» **DATA ENTRIES**:
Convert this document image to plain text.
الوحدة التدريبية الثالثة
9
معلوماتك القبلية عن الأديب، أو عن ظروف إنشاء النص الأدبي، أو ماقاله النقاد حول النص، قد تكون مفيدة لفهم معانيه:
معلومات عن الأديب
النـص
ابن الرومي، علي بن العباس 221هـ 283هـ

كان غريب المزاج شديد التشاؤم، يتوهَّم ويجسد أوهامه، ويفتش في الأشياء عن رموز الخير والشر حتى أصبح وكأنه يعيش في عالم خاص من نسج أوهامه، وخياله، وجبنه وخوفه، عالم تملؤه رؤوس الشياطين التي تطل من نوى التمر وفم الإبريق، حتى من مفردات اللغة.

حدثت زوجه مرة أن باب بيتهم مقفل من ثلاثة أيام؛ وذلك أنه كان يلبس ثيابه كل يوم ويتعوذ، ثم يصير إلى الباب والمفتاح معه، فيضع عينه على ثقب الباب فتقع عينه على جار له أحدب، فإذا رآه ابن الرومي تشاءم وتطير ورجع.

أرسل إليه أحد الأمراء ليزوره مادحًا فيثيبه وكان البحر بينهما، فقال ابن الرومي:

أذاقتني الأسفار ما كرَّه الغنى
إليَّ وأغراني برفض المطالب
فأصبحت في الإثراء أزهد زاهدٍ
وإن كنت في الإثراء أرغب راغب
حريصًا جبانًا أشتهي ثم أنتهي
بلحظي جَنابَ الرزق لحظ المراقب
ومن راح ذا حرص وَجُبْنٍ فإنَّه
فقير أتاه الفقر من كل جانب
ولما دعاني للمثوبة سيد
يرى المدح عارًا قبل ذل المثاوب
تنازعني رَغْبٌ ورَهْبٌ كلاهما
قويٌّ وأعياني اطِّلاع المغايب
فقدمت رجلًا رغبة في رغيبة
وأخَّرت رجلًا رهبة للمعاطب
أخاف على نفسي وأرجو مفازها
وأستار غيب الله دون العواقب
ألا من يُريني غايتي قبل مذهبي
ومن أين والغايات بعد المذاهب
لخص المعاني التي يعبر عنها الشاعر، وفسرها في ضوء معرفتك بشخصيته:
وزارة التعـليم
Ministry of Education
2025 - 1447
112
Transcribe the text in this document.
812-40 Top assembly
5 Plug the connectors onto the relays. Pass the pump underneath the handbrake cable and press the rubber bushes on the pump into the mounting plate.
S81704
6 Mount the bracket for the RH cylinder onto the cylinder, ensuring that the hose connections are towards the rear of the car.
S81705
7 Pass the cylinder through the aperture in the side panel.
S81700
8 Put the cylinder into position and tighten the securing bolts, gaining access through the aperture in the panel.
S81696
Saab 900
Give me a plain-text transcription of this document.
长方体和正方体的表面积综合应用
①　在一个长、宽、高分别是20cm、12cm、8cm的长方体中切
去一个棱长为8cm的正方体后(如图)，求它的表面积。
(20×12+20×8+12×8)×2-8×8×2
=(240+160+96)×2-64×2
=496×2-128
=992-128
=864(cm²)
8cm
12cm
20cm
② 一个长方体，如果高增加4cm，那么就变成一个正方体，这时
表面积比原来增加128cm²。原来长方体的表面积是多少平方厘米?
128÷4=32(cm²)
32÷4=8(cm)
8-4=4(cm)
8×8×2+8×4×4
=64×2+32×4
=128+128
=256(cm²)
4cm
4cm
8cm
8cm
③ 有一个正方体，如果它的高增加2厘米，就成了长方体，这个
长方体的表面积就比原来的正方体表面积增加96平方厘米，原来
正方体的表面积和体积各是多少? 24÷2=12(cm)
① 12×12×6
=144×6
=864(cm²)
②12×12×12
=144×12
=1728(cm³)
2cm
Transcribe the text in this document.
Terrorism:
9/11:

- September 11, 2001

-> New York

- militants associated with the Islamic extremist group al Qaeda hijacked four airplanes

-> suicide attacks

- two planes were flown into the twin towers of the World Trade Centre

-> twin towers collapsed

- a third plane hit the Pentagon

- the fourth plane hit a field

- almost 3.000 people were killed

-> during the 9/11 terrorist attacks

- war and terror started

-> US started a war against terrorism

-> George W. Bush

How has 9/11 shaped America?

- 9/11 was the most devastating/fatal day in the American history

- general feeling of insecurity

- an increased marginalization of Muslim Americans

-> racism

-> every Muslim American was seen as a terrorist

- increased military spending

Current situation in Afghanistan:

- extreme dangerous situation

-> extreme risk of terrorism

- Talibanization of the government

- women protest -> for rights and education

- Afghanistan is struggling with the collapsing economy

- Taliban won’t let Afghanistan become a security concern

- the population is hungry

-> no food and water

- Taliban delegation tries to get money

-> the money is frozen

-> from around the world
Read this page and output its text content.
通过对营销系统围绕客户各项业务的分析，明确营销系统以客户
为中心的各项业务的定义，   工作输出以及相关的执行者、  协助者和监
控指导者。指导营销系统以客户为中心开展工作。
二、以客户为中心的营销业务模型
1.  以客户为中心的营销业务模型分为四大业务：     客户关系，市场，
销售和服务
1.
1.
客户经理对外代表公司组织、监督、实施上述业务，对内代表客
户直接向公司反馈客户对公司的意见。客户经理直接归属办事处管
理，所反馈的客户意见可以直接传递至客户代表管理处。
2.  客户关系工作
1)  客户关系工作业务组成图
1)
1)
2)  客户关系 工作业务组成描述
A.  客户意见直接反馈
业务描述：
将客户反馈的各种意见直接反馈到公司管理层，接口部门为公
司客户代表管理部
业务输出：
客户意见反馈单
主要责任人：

» **YOUR INSTRUCTIONS**:
Output, unchanged, the lines from the line with "Read this page and output its text content." through the final line of the material.

» **CORRECT RESPONSE**:
Read this page and output its text content.
通过对营销系统围绕客户各项业务的分析，明确营销系统以客户
为中心的各项业务的定义，   工作输出以及相关的执行者、  协助者和监
控指导者。指导营销系统以客户为中心开展工作。
二、以客户为中心的营销业务模型
1.  以客户为中心的营销业务模型分为四大业务：     客户关系，市场，
销售和服务
1.
1.
客户经理对外代表公司组织、监督、实施上述业务，对内代表客
户直接向公司反馈客户对公司的意见。客户经理直接归属办事处管
理，所反馈的客户意见可以直接传递至客户代表管理处。
2.  客户关系工作
1)  客户关系工作业务组成图
1)
1)
2)  客户关系 工作业务组成描述
A.  客户意见直接反馈
业务描述：
将客户反馈的各种意见直接反馈到公司管理层，接口部门为公
司客户代表管理部
业务输出：
客户意见反馈单
主要责任人：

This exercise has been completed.